**What the exercise asks**
Skip the pictures and repeat each line of the data exactly.

**Materials provided**
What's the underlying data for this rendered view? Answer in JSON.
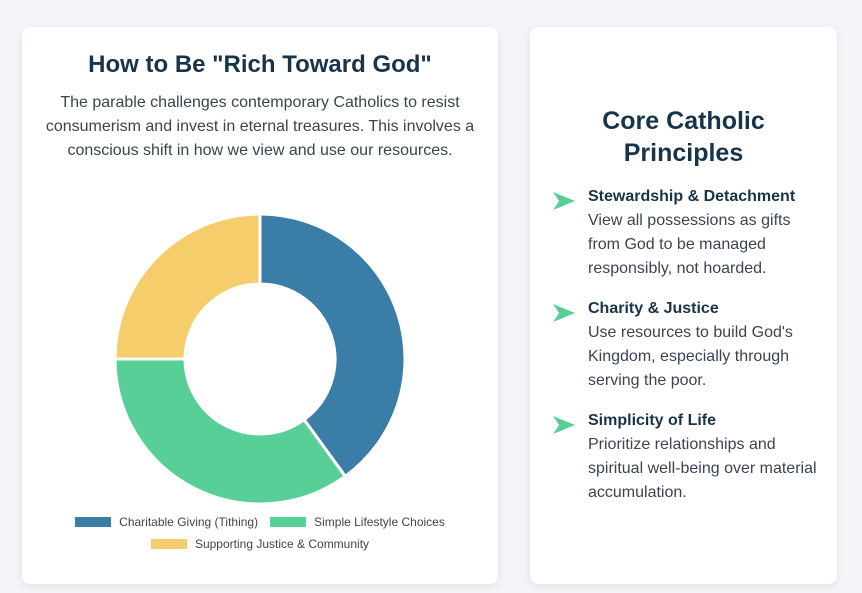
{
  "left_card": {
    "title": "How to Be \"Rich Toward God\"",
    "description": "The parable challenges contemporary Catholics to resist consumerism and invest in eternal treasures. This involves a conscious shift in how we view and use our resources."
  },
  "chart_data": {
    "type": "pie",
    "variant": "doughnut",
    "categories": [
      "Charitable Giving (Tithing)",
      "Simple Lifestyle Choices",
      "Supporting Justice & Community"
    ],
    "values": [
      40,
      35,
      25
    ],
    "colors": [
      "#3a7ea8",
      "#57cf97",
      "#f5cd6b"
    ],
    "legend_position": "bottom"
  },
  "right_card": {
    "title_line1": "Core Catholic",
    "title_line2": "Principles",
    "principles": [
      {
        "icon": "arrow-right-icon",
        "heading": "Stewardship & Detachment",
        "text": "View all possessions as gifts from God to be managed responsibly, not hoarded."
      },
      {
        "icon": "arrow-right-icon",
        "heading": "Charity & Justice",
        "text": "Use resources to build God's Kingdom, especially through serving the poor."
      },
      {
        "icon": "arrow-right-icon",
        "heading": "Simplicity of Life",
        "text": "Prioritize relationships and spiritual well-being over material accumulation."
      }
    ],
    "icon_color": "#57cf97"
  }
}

**The output**
What's the underlying data for this rendered view? Answer in JSON.
{
  "left_card": {
    "title": "How to Be \"Rich Toward God\"",
    "description": "The parable challenges contemporary Catholics to resist consumerism and invest in eternal treasures. This involves a conscious shift in how we view and use our resources."
  },
  "chart_data": {
    "type": "pie",
    "variant": "doughnut",
    "categories": [
      "Charitable Giving (Tithing)",
      "Simple Lifestyle Choices",
      "Supporting Justice & Community"
    ],
    "values": [
      40,
      35,
      25
    ],
    "colors": [
      "#3a7ea8",
      "#57cf97",
      "#f5cd6b"
    ],
    "legend_position": "bottom"
  },
  "right_card": {
    "title_line1": "Core Catholic",
    "title_line2": "Principles",
    "principles": [
      {
        "icon": "arrow-right-icon",
        "heading": "Stewardship & Detachment",
        "text": "View all possessions as gifts from God to be managed responsibly, not hoarded."
      },
      {
        "icon": "arrow-right-icon",
        "heading": "Charity & Justice",
        "text": "Use resources to build God's Kingdom, especially through serving the poor."
      },
      {
        "icon": "arrow-right-icon",
        "heading": "Simplicity of Life",
        "text": "Prioritize relationships and spiritual well-being over material accumulation."
      }
    ],
    "icon_color": "#57cf97"
  }
}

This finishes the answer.